**Dataset excerpts**

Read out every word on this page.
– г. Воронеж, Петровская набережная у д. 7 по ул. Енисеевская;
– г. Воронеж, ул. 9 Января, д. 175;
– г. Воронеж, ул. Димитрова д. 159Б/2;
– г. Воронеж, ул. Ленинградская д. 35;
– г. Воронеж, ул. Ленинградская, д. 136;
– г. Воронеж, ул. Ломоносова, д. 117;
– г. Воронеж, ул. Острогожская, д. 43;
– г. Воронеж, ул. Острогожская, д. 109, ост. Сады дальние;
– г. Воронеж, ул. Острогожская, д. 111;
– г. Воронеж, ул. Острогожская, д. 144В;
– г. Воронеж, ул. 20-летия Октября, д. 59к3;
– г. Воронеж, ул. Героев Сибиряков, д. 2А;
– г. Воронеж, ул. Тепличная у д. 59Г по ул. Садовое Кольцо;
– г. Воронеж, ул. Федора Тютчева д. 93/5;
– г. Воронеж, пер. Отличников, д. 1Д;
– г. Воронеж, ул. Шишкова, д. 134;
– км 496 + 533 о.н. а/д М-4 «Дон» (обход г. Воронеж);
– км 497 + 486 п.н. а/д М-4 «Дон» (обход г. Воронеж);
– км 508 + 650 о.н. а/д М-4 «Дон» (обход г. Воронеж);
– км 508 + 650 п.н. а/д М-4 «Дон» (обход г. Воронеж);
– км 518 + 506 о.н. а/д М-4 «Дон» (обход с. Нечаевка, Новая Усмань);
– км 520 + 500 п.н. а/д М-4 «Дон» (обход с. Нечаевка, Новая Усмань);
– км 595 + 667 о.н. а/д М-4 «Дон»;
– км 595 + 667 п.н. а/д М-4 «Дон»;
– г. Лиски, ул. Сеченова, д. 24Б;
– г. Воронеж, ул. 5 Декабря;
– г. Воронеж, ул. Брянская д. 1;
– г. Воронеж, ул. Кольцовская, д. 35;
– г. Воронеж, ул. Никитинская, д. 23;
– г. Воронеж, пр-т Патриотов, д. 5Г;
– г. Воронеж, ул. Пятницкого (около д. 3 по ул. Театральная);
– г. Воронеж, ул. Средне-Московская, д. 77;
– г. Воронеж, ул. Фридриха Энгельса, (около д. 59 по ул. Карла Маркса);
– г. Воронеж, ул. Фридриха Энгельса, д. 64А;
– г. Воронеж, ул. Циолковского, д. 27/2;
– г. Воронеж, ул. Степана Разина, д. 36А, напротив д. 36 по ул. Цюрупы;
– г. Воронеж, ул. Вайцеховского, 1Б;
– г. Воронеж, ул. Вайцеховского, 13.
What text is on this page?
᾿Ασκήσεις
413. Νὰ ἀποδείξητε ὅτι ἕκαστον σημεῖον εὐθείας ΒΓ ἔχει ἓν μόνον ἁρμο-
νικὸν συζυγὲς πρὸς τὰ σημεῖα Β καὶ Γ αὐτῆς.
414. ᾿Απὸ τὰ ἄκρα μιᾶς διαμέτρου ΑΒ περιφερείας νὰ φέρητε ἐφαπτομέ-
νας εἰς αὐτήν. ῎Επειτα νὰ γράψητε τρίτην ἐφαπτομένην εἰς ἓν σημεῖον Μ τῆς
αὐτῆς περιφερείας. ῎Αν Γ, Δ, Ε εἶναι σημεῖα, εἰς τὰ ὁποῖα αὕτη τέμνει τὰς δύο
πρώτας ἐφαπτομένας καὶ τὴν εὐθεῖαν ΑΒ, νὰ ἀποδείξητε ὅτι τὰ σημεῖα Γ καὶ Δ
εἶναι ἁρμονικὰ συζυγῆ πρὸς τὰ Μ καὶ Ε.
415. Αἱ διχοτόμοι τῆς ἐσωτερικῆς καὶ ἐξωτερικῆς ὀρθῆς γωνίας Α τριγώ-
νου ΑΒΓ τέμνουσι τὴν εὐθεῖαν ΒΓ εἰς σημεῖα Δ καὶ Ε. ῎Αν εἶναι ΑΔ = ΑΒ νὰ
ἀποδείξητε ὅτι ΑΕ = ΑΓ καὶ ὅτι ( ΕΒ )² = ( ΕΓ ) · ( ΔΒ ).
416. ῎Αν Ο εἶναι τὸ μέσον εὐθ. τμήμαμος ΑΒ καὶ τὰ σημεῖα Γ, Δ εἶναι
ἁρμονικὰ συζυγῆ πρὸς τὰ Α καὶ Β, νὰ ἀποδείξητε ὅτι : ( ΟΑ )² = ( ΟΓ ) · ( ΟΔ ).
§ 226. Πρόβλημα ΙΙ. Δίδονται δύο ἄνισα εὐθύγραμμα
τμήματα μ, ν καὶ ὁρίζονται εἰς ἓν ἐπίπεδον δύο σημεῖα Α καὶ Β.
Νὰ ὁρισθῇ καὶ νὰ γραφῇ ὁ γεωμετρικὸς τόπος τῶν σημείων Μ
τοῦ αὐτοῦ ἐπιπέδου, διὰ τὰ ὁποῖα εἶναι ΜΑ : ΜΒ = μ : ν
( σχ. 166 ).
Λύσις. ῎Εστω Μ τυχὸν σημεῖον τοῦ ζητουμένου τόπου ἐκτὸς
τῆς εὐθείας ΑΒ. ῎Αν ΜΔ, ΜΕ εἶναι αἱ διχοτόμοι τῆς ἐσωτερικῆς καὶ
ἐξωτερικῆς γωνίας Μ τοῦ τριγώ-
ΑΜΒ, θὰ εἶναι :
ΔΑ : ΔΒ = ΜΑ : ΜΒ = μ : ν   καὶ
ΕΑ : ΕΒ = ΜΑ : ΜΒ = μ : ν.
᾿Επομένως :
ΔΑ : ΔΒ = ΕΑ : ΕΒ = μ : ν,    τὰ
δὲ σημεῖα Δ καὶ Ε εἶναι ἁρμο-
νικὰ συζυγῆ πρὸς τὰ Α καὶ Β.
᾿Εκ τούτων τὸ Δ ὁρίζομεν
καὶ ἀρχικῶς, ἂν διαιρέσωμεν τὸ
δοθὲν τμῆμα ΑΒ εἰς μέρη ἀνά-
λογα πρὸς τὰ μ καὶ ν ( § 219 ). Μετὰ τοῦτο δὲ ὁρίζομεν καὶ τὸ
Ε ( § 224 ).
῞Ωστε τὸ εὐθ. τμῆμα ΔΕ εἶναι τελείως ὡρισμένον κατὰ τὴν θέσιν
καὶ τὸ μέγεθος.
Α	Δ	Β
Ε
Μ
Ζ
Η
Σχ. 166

**Written task**
All of the data above should be transcribed exactly.

**The result**
Read out every word on this page.
– г. Воронеж, Петровская набережная у д. 7 по ул. Енисеевская;
– г. Воронеж, ул. 9 Января, д. 175;
– г. Воронеж, ул. Димитрова д. 159Б/2;
– г. Воронеж, ул. Ленинградская д. 35;
– г. Воронеж, ул. Ленинградская, д. 136;
– г. Воронеж, ул. Ломоносова, д. 117;
– г. Воронеж, ул. Острогожская, д. 43;
– г. Воронеж, ул. Острогожская, д. 109, ост. Сады дальние;
– г. Воронеж, ул. Острогожская, д. 111;
– г. Воронеж, ул. Острогожская, д. 144В;
– г. Воронеж, ул. 20-летия Октября, д. 59к3;
– г. Воронеж, ул. Героев Сибиряков, д. 2А;
– г. Воронеж, ул. Тепличная у д. 59Г по ул. Садовое Кольцо;
– г. Воронеж, ул. Федора Тютчева д. 93/5;
– г. Воронеж, пер. Отличников, д. 1Д;
– г. Воронеж, ул. Шишкова, д. 134;
– км 496 + 533 о.н. а/д М-4 «Дон» (обход г. Воронеж);
– км 497 + 486 п.н. а/д М-4 «Дон» (обход г. Воронеж);
– км 508 + 650 о.н. а/д М-4 «Дон» (обход г. Воронеж);
– км 508 + 650 п.н. а/д М-4 «Дон» (обход г. Воронеж);
– км 518 + 506 о.н. а/д М-4 «Дон» (обход с. Нечаевка, Новая Усмань);
– км 520 + 500 п.н. а/д М-4 «Дон» (обход с. Нечаевка, Новая Усмань);
– км 595 + 667 о.н. а/д М-4 «Дон»;
– км 595 + 667 п.н. а/д М-4 «Дон»;
– г. Лиски, ул. Сеченова, д. 24Б;
– г. Воронеж, ул. 5 Декабря;
– г. Воронеж, ул. Брянская д. 1;
– г. Воронеж, ул. Кольцовская, д. 35;
– г. Воронеж, ул. Никитинская, д. 23;
– г. Воронеж, пр-т Патриотов, д. 5Г;
– г. Воронеж, ул. Пятницкого (около д. 3 по ул. Театральная);
– г. Воронеж, ул. Средне-Московская, д. 77;
– г. Воронеж, ул. Фридриха Энгельса, (около д. 59 по ул. Карла Маркса);
– г. Воронеж, ул. Фридриха Энгельса, д. 64А;
– г. Воронеж, ул. Циолковского, д. 27/2;
– г. Воронеж, ул. Степана Разина, д. 36А, напротив д. 36 по ул. Цюрупы;
– г. Воронеж, ул. Вайцеховского, 1Б;
– г. Воронеж, ул. Вайцеховского, 13.
What text is on this page?
᾿Ασκήσεις
413. Νὰ ἀποδείξητε ὅτι ἕκαστον σημεῖον εὐθείας ΒΓ ἔχει ἓν μόνον ἁρμο-
νικὸν συζυγὲς πρὸς τὰ σημεῖα Β καὶ Γ αὐτῆς.
414. ᾿Απὸ τὰ ἄκρα μιᾶς διαμέτρου ΑΒ περιφερείας νὰ φέρητε ἐφαπτομέ-
νας εἰς αὐτήν. ῎Επειτα νὰ γράψητε τρίτην ἐφαπτομένην εἰς ἓν σημεῖον Μ τῆς
αὐτῆς περιφερείας. ῎Αν Γ, Δ, Ε εἶναι σημεῖα, εἰς τὰ ὁποῖα αὕτη τέμνει τὰς δύο
πρώτας ἐφαπτομένας καὶ τὴν εὐθεῖαν ΑΒ, νὰ ἀποδείξητε ὅτι τὰ σημεῖα Γ καὶ Δ
εἶναι ἁρμονικὰ συζυγῆ πρὸς τὰ Μ καὶ Ε.
415. Αἱ διχοτόμοι τῆς ἐσωτερικῆς καὶ ἐξωτερικῆς ὀρθῆς γωνίας Α τριγώ-
νου ΑΒΓ τέμνουσι τὴν εὐθεῖαν ΒΓ εἰς σημεῖα Δ καὶ Ε. ῎Αν εἶναι ΑΔ = ΑΒ νὰ
ἀποδείξητε ὅτι ΑΕ = ΑΓ καὶ ὅτι ( ΕΒ )² = ( ΕΓ ) · ( ΔΒ ).
416. ῎Αν Ο εἶναι τὸ μέσον εὐθ. τμήμαμος ΑΒ καὶ τὰ σημεῖα Γ, Δ εἶναι
ἁρμονικὰ συζυγῆ πρὸς τὰ Α καὶ Β, νὰ ἀποδείξητε ὅτι : ( ΟΑ )² = ( ΟΓ ) · ( ΟΔ ).
§ 226. Πρόβλημα ΙΙ. Δίδονται δύο ἄνισα εὐθύγραμμα
τμήματα μ, ν καὶ ὁρίζονται εἰς ἓν ἐπίπεδον δύο σημεῖα Α καὶ Β.
Νὰ ὁρισθῇ καὶ νὰ γραφῇ ὁ γεωμετρικὸς τόπος τῶν σημείων Μ
τοῦ αὐτοῦ ἐπιπέδου, διὰ τὰ ὁποῖα εἶναι ΜΑ : ΜΒ = μ : ν
( σχ. 166 ).
Λύσις. ῎Εστω Μ τυχὸν σημεῖον τοῦ ζητουμένου τόπου ἐκτὸς
τῆς εὐθείας ΑΒ. ῎Αν ΜΔ, ΜΕ εἶναι αἱ διχοτόμοι τῆς ἐσωτερικῆς καὶ
ἐξωτερικῆς γωνίας Μ τοῦ τριγώ-
ΑΜΒ, θὰ εἶναι :
ΔΑ : ΔΒ = ΜΑ : ΜΒ = μ : ν   καὶ
ΕΑ : ΕΒ = ΜΑ : ΜΒ = μ : ν.
᾿Επομένως :
ΔΑ : ΔΒ = ΕΑ : ΕΒ = μ : ν,    τὰ
δὲ σημεῖα Δ καὶ Ε εἶναι ἁρμο-
νικὰ συζυγῆ πρὸς τὰ Α καὶ Β.
᾿Εκ τούτων τὸ Δ ὁρίζομεν
καὶ ἀρχικῶς, ἂν διαιρέσωμεν τὸ
δοθὲν τμῆμα ΑΒ εἰς μέρη ἀνά-
λογα πρὸς τὰ μ καὶ ν ( § 219 ). Μετὰ τοῦτο δὲ ὁρίζομεν καὶ τὸ
Ε ( § 224 ).
῞Ωστε τὸ εὐθ. τμῆμα ΔΕ εἶναι τελείως ὡρισμένον κατὰ τὴν θέσιν
καὶ τὸ μέγεθος.
Α	Δ	Β
Ε
Μ
Ζ
Η
Σχ. 166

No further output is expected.